◆ **Exercise inputs**
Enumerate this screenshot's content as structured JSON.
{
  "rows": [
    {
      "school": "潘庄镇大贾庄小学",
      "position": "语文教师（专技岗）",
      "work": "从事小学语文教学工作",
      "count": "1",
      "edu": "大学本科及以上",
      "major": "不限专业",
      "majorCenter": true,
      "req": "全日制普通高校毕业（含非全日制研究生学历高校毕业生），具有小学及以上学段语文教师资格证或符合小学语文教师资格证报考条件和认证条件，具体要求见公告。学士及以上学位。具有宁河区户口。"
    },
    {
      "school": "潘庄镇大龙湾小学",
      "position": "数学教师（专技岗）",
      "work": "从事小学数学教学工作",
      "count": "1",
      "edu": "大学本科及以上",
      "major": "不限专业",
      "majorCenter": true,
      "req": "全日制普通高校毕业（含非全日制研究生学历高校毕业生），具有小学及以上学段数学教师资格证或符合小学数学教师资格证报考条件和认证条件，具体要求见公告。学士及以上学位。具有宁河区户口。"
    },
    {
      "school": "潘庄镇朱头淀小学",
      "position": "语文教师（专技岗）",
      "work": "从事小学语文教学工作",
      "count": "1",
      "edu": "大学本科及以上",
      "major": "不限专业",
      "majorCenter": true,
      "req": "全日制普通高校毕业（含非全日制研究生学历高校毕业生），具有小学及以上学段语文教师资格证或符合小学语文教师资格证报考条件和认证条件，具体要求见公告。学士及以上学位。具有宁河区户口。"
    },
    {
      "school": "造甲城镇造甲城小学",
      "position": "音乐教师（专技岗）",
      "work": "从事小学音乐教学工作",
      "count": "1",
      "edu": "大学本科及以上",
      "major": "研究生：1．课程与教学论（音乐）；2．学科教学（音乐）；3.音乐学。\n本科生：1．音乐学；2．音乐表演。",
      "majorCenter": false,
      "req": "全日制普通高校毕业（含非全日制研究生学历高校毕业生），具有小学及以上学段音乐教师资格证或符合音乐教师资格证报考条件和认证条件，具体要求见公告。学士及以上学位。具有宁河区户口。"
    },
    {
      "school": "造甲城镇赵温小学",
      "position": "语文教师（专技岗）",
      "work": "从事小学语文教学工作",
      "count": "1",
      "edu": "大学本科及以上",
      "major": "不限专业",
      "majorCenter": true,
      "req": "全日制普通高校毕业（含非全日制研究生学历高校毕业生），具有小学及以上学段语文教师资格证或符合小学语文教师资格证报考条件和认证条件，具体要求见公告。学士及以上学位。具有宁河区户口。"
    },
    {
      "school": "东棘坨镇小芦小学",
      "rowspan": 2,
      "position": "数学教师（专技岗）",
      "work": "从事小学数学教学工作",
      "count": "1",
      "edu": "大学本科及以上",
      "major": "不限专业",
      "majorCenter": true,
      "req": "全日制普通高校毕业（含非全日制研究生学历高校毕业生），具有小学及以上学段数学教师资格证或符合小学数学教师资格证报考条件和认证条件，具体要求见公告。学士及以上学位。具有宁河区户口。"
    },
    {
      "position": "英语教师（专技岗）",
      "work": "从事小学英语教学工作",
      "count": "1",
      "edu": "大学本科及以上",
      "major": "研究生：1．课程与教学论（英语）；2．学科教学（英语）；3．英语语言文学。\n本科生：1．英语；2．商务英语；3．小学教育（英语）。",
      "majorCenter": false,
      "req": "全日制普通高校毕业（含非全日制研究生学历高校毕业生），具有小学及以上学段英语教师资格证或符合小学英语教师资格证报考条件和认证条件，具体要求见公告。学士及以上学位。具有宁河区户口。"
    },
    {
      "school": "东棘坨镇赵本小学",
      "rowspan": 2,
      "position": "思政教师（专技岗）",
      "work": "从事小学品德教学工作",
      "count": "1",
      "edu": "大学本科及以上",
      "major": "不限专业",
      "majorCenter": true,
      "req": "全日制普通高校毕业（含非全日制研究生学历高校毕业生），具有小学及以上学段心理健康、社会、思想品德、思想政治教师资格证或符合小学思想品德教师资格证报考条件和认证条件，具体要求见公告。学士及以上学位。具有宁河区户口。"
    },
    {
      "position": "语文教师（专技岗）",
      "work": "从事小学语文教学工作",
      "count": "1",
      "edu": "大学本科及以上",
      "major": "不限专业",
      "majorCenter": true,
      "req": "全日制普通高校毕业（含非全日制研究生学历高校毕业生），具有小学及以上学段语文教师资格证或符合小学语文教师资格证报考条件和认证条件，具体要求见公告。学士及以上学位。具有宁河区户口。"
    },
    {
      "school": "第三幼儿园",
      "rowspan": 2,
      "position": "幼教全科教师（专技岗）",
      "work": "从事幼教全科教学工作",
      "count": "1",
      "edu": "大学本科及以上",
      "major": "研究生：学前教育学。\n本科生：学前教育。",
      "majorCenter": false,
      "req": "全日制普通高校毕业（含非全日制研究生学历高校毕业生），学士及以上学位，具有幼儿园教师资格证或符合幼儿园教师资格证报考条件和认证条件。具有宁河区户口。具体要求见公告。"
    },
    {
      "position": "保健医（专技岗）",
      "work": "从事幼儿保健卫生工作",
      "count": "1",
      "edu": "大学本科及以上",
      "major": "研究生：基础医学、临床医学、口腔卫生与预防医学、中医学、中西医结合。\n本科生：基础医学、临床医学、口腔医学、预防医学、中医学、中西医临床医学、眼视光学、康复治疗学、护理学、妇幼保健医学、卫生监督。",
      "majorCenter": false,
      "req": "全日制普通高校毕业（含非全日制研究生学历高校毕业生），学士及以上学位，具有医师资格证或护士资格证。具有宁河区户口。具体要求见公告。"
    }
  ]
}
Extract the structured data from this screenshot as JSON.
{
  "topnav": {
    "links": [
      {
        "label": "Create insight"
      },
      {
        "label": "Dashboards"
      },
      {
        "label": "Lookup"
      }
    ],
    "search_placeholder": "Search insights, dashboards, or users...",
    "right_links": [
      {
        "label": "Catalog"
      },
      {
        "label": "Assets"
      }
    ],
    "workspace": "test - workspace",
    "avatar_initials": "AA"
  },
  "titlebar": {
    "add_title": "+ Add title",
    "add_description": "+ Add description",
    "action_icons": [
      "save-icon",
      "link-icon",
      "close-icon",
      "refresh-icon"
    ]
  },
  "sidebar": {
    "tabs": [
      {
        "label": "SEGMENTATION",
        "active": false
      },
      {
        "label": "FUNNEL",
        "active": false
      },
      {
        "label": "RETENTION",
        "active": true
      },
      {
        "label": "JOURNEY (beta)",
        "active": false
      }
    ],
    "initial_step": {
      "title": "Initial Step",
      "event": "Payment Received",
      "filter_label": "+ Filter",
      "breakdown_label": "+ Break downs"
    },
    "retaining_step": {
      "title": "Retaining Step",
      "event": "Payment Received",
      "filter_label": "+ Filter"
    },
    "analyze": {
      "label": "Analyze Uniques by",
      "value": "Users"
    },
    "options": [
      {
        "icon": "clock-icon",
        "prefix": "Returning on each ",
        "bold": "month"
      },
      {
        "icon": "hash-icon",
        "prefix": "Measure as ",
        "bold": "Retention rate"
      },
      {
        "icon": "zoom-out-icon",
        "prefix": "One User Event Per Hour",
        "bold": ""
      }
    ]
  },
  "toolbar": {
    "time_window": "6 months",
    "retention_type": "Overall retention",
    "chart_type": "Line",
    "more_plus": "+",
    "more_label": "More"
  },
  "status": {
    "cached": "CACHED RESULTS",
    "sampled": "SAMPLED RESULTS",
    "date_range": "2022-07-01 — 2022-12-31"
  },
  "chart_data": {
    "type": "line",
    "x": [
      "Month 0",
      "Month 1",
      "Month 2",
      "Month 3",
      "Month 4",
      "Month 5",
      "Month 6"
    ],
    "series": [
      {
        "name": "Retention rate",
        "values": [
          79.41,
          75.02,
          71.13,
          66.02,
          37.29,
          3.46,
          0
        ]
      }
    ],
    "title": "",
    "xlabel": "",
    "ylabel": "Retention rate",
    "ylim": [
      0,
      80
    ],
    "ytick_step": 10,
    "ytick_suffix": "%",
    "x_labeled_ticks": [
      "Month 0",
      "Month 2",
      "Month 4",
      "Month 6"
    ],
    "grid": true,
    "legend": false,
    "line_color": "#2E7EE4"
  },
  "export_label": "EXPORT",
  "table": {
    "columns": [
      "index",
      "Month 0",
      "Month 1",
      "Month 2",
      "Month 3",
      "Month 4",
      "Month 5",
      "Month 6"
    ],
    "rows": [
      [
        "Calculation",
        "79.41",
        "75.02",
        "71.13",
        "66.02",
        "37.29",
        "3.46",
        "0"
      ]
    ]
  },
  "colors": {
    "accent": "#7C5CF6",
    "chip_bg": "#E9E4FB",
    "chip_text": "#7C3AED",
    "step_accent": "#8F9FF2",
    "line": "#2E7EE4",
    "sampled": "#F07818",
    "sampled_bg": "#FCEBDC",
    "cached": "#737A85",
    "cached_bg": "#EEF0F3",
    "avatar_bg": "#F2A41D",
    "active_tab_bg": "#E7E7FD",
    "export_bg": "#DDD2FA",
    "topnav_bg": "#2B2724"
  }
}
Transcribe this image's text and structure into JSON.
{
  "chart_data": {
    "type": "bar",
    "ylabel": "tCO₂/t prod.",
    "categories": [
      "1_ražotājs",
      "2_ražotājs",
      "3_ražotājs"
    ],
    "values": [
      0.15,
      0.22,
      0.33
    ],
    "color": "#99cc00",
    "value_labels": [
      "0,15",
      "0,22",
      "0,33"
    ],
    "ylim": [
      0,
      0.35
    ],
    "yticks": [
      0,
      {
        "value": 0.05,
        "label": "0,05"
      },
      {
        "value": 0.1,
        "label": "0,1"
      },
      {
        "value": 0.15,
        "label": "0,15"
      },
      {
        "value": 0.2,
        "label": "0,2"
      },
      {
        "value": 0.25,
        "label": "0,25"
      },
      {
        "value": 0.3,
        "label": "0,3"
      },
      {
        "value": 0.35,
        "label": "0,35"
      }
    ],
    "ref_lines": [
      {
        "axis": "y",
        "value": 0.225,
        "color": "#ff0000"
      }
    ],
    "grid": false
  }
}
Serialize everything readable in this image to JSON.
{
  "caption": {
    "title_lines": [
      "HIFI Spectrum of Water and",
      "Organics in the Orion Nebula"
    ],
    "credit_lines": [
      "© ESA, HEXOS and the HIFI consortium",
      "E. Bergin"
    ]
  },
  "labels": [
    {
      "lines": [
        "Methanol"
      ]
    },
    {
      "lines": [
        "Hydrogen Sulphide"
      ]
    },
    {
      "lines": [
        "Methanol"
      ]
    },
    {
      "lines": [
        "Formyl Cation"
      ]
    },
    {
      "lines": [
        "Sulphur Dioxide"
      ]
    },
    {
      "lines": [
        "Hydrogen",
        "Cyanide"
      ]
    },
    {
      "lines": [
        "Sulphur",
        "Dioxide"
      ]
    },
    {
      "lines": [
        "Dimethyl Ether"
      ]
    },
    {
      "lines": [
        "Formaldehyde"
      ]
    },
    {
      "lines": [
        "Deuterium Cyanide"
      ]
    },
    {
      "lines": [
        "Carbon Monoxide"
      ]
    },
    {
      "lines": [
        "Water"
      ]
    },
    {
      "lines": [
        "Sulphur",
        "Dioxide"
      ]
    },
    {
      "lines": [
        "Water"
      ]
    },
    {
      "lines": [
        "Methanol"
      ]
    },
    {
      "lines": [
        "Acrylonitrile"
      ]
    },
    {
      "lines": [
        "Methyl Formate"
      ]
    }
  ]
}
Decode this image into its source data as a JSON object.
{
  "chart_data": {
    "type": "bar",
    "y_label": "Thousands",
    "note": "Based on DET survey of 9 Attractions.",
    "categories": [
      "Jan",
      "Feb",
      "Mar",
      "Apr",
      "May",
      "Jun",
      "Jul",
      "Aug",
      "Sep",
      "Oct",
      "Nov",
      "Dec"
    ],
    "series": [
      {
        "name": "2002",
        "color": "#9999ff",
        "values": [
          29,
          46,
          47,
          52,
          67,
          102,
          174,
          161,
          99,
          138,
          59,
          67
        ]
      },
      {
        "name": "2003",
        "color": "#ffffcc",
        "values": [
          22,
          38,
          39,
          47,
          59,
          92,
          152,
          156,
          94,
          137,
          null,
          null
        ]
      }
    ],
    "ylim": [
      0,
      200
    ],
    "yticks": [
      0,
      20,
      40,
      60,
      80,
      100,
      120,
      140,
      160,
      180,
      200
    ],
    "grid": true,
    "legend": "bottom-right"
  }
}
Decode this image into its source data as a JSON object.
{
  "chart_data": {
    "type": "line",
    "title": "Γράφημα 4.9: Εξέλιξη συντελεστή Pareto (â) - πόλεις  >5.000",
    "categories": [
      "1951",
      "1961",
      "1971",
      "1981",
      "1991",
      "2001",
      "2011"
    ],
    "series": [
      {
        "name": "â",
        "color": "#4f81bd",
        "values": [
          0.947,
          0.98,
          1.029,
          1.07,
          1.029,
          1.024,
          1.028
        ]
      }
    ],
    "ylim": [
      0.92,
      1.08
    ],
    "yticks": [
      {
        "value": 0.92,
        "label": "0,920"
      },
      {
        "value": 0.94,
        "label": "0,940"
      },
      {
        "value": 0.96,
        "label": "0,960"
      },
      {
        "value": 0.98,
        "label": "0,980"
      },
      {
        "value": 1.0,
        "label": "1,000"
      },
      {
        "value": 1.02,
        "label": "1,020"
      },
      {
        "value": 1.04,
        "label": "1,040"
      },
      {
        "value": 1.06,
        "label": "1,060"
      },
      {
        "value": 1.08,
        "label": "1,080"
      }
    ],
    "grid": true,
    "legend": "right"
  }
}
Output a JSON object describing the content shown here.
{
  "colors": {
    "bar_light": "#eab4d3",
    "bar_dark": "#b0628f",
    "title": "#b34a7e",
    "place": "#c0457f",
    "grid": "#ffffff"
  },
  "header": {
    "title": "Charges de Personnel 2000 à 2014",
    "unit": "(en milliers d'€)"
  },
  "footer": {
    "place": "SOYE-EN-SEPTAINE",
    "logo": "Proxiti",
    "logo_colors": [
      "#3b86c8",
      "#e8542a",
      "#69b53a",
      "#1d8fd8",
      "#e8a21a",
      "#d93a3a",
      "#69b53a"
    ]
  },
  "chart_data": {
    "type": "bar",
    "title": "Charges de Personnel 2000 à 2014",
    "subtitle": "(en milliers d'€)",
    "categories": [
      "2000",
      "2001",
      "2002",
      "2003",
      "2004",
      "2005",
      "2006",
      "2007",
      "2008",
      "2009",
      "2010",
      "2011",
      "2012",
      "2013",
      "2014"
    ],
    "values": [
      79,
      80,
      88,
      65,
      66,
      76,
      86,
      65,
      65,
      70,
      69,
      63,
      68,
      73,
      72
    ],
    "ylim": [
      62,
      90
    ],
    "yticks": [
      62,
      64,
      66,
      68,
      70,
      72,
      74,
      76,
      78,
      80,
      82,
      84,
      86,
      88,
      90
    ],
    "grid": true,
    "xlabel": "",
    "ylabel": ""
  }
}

◆ **Goal of the exercise**
Copy out every line holding the string "ylabel".

◆ **Final result**
    "ylabel": "Retention rate",
    "ylabel": "tCO₂/t prod.",
    "ylabel": ""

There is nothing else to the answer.